Credit Crater Spreading Under Canadian Asset Markets

| About: iShares MSCI (EWC)
This article is now exclusive for PRO subscribers.

A tear-down house on our street (one hour north of Toronto) was listed for 850K CAD yesterday. We shall see what happens; but since people can still buy up to 1 million CAD with a minuscule 5-7.5% down and the rest in a loan backed by we, the taxpayers, crazy prices are now epidemic and spilling from downtown areas far into the suburbs. The math and financial sense it, of course, are loonie tunes. See "Ugly math in Canada's over-valued property market".

But with most of the "experts" in the sector making up-front commissions and fees on appraising, originating mortgages and moving properties, and politicians placating industry lobbyists and voters who want to get on the property ladder at all costs, there are few people with any interest in seeing the risks in all this.

> _Stored data_:
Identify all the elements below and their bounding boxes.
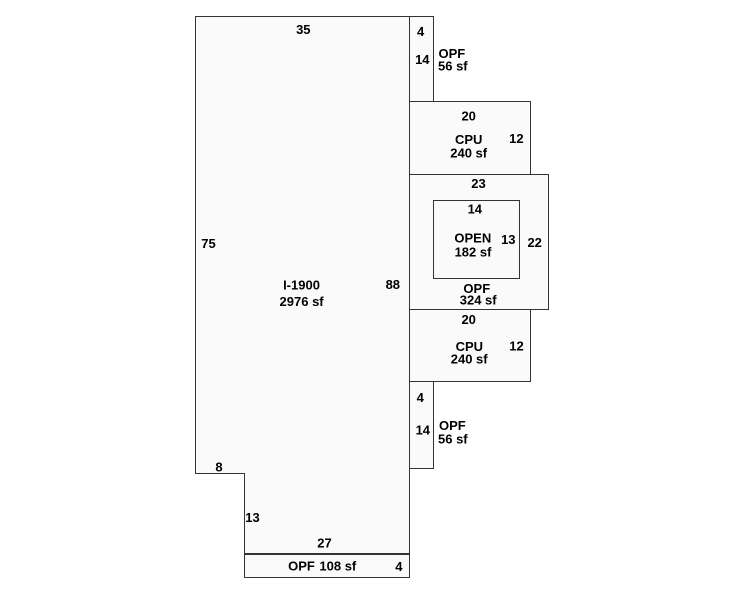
svg-text:14: 14 (415, 52, 430, 67)
room OPEN 182 sf inner (434, 201, 520, 279)
svg-text:56 sf: 56 sf (438, 59, 468, 74)
svg-text:240 sf: 240 sf (450, 145, 488, 160)
svg-text:35: 35 (296, 22, 310, 37)
svg-text:OPEN: OPEN (454, 231, 491, 246)
room I-1900 outline (196, 17, 410, 554)
svg-text:14: 14 (416, 423, 431, 438)
svg-text:13: 13 (501, 232, 515, 247)
svg-text:4: 4 (417, 24, 425, 39)
svg-text:27: 27 (317, 535, 331, 550)
svg-text:I-1900: I-1900 (283, 277, 320, 292)
svg-text:4: 4 (417, 390, 425, 405)
svg-text:75: 75 (201, 236, 215, 251)
svg-text:12: 12 (509, 131, 523, 146)
svg-text:182 sf: 182 sf (455, 244, 493, 259)
room OPF 56 sf bottom (410, 382, 434, 469)
svg-text:20: 20 (461, 108, 475, 123)
svg-text:8: 8 (215, 460, 222, 475)
svg-text:20: 20 (461, 312, 475, 327)
svg-text:56 sf: 56 sf (438, 431, 468, 446)
svg-text:4: 4 (395, 559, 403, 574)
room CPU 240 sf bottom (410, 310, 531, 382)
svg-text:22: 22 (527, 235, 541, 250)
svg-text:240 sf: 240 sf (451, 352, 489, 367)
svg-text:23: 23 (471, 176, 485, 191)
svg-text:OPF: OPF (288, 559, 315, 574)
svg-text:13: 13 (245, 510, 259, 525)
wall thick bottom line of I-1900 (244, 553, 410, 555)
svg-text:108 sf: 108 sf (319, 559, 357, 574)
svg-text:14: 14 (468, 202, 483, 217)
svg-text:324 sf: 324 sf (460, 292, 498, 307)
svg-text:12: 12 (509, 338, 523, 353)
room OPF 56 sf top (410, 17, 434, 102)
svg-text:88: 88 (386, 277, 400, 292)
room OPF 324 sf (410, 175, 549, 310)
svg-text:2976 sf: 2976 sf (280, 294, 325, 309)
room CPU 240 sf top (410, 102, 531, 175)
room OPF 108 sf strip (245, 554, 410, 578)
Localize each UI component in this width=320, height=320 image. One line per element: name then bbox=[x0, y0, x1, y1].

> _Requirement_: Using the article on Canadian asset markets, explain in one to three sentences why few people have any interest in seeing the risks.

> _Task result_: Most of the "experts" in the sector earn up-front commissions and fees on appraising, originating mortgages and moving properties. Politicians are placating industry lobbyists and voters who want to get on the property ladder at all costs.